START Excerpted records
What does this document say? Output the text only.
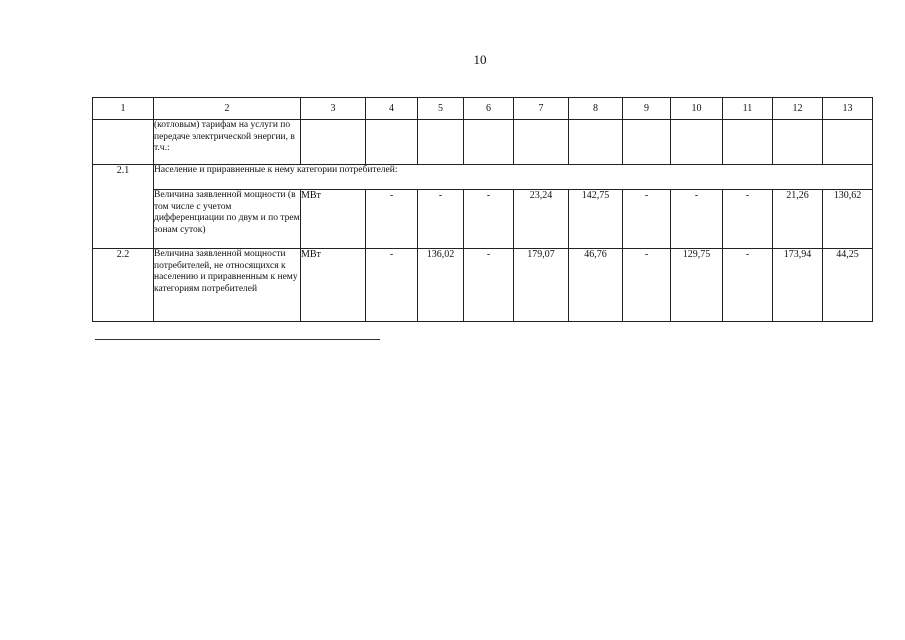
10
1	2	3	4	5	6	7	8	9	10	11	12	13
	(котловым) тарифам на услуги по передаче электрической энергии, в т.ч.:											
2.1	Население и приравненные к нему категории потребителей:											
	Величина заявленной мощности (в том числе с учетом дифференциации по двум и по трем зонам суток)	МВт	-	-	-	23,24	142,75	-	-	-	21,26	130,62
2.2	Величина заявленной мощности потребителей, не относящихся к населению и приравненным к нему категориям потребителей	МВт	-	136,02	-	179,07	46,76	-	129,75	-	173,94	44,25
END Excerpted records
START Excerpted records
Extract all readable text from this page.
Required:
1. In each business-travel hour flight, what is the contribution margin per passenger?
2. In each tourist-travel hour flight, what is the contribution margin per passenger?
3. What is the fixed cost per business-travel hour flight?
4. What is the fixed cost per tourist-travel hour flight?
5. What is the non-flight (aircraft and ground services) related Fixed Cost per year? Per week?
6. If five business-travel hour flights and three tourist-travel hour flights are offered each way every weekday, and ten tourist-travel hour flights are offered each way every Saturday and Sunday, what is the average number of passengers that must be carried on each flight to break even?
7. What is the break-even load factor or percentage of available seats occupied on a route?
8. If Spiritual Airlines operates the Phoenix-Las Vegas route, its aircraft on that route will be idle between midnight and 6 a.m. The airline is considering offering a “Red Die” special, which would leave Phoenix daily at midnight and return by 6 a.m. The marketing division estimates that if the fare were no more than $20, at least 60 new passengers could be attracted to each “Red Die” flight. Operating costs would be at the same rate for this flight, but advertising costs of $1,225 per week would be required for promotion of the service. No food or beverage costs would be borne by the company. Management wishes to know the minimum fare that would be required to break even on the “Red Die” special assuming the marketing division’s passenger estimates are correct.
END Excerpted records
START Excerpted records
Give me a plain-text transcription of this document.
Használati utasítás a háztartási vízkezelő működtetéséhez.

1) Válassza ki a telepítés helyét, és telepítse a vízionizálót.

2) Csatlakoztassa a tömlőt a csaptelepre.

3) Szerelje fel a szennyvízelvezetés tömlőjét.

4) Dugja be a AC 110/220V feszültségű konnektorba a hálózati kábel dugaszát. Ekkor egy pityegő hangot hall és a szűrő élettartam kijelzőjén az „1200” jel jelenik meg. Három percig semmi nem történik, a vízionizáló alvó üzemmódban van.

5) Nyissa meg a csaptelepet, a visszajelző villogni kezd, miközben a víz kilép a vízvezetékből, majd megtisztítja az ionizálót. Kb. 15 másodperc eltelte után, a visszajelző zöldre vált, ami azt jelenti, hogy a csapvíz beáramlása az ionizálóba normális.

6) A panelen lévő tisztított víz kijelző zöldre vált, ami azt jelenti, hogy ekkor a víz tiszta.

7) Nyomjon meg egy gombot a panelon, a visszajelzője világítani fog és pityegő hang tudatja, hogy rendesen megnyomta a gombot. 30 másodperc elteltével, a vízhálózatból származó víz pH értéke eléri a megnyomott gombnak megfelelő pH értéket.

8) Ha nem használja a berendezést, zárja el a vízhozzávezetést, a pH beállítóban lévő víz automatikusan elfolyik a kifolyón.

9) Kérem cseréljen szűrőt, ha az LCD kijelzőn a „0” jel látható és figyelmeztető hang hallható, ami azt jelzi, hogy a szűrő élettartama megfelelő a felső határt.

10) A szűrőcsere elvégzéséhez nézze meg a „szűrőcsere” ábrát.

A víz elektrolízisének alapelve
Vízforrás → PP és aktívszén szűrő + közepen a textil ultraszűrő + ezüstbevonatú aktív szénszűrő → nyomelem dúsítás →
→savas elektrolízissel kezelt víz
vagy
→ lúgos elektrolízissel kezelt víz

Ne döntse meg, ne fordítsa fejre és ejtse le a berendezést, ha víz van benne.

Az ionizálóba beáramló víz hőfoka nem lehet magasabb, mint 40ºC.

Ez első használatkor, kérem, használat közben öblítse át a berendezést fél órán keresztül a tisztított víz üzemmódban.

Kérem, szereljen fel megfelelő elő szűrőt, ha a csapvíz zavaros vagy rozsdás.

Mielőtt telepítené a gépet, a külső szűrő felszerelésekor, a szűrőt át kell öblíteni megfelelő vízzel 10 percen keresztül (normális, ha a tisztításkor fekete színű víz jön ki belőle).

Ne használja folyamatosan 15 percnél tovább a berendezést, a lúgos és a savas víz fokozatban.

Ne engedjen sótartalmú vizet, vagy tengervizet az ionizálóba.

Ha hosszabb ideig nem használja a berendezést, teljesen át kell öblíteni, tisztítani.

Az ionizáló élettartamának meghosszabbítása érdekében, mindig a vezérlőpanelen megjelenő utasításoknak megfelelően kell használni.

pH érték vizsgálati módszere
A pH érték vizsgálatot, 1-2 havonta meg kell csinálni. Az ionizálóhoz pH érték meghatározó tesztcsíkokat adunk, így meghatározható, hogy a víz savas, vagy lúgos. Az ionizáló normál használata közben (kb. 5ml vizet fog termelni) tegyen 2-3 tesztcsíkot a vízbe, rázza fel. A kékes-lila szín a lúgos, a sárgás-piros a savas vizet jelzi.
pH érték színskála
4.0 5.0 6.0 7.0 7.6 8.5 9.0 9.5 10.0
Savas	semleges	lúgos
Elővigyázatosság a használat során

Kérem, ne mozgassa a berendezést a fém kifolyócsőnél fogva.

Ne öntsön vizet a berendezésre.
END Excerpted records
### What to produce:
Scan the listing above and copy all lines containing the word "öblíteni".

### Right answer:
Mielőtt telepítené a gépet, a külső szűrő felszerelésekor, a szűrőt át kell öblíteni megfelelő vízzel 10 percen keresztül (normális, ha a tisztításkor fekete színű víz jön ki belőle).
Ha hosszabb ideig nem használja a berendezést, teljesen át kell öblíteni, tisztítani.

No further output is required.